### [Goal]
Keep only the lines where "name" appears.

Figure dataset records

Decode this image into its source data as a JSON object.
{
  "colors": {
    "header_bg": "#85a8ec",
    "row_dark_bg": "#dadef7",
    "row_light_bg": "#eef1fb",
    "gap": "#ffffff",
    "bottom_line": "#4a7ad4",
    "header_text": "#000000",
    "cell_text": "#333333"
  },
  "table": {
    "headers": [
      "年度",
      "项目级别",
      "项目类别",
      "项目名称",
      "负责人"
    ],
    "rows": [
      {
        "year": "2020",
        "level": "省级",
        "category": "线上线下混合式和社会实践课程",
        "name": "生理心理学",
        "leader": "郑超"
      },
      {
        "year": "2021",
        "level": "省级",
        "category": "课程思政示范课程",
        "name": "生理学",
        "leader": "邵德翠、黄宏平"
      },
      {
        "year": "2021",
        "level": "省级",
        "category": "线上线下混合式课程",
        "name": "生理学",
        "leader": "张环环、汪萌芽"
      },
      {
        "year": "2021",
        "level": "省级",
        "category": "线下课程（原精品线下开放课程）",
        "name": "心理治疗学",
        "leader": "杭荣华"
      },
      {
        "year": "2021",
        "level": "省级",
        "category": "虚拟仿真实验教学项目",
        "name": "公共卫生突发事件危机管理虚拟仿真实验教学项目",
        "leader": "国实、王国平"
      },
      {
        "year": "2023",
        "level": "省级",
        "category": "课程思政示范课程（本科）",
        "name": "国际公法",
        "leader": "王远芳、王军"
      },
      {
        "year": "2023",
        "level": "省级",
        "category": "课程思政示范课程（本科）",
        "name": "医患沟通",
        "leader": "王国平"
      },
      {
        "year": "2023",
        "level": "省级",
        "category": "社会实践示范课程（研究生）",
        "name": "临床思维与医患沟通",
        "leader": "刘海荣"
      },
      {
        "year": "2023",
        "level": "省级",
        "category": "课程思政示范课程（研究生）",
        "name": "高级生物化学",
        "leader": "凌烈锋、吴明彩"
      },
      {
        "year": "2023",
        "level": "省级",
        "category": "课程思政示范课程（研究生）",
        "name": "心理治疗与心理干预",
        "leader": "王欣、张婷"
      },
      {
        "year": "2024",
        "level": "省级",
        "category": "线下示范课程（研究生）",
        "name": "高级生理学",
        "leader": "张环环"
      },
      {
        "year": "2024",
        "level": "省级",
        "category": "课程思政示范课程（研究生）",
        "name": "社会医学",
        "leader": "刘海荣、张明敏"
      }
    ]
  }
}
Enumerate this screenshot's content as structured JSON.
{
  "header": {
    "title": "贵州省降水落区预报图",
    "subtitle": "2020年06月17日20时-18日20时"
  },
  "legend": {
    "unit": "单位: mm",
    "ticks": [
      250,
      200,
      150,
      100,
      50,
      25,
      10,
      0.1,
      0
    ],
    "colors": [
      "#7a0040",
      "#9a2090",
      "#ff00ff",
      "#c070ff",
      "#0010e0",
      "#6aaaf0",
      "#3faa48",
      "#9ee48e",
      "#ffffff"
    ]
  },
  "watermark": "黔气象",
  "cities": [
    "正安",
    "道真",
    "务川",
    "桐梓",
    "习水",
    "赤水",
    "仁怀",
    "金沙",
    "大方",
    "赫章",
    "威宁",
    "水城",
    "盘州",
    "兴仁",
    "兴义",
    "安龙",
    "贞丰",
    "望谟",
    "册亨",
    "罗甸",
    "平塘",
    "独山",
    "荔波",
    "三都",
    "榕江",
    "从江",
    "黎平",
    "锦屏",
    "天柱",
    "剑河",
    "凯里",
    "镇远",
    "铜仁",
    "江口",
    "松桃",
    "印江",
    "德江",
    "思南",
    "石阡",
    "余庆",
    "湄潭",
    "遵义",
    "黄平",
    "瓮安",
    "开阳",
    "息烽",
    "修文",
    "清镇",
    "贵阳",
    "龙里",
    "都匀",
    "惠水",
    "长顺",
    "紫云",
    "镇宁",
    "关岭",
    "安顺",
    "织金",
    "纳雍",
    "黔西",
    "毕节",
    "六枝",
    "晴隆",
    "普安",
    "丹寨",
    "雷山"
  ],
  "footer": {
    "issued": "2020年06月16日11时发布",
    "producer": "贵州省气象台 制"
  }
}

### [Answer to this problem]
        "name": "生理心理学",
        "name": "生理学",
        "name": "生理学",
        "name": "心理治疗学",
        "name": "公共卫生突发事件危机管理虚拟仿真实验教学项目",
        "name": "国际公法",
        "name": "医患沟通",
        "name": "临床思维与医患沟通",
        "name": "高级生物化学",
        "name": "心理治疗与心理干预",
        "name": "高级生理学",
        "name": "社会医学",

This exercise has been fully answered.